Collect each line containing "сложной".
— START OF RECORDS SUPPLIED —
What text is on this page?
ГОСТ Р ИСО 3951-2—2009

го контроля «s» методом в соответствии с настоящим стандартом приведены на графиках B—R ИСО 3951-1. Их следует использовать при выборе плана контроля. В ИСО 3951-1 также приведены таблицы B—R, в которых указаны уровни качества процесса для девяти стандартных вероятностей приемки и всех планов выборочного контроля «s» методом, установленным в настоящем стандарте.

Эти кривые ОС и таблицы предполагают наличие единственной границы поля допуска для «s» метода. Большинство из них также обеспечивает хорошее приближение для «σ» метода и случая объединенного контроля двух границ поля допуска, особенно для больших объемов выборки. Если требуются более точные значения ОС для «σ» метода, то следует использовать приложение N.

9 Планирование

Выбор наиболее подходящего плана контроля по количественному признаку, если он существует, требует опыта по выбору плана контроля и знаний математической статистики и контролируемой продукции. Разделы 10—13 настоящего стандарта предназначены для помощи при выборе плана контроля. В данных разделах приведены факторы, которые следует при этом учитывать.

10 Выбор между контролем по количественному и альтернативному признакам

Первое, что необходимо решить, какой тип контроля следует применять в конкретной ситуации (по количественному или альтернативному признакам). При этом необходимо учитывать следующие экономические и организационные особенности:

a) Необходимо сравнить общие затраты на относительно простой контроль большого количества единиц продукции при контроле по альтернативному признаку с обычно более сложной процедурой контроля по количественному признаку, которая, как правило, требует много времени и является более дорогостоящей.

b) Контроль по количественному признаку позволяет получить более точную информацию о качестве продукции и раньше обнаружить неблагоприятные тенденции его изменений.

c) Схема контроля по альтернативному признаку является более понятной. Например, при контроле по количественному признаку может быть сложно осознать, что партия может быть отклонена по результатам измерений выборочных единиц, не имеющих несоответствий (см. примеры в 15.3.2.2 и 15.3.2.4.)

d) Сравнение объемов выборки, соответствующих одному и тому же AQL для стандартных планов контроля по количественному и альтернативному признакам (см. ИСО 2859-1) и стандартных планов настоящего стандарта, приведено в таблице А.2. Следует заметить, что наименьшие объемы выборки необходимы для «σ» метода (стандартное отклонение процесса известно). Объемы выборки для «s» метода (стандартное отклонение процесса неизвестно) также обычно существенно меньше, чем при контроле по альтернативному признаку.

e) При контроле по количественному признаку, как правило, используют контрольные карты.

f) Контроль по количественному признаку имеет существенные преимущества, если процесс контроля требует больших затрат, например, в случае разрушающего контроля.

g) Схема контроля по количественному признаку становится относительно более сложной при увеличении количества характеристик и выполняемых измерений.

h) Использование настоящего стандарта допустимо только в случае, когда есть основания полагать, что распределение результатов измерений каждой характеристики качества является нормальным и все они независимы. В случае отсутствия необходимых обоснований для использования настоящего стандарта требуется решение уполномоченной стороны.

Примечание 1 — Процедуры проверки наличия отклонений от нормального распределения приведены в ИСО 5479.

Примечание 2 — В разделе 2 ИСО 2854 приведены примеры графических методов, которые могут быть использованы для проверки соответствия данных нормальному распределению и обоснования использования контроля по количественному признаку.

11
— END OF RECORDS SUPPLIED —
= OUTPUT OF THE EXERCISE =
a) Необходимо сравнить общие затраты на относительно простой контроль большого количества единиц продукции при контроле по альтернативному признаку с обычно более сложной процедурой контроля по количественному признаку, которая, как правило, требует много времени и является более дорогостоящей.
g) Схема контроля по количественному признаку становится относительно более сложной при увеличении количества характеристик и выполняемых измерений.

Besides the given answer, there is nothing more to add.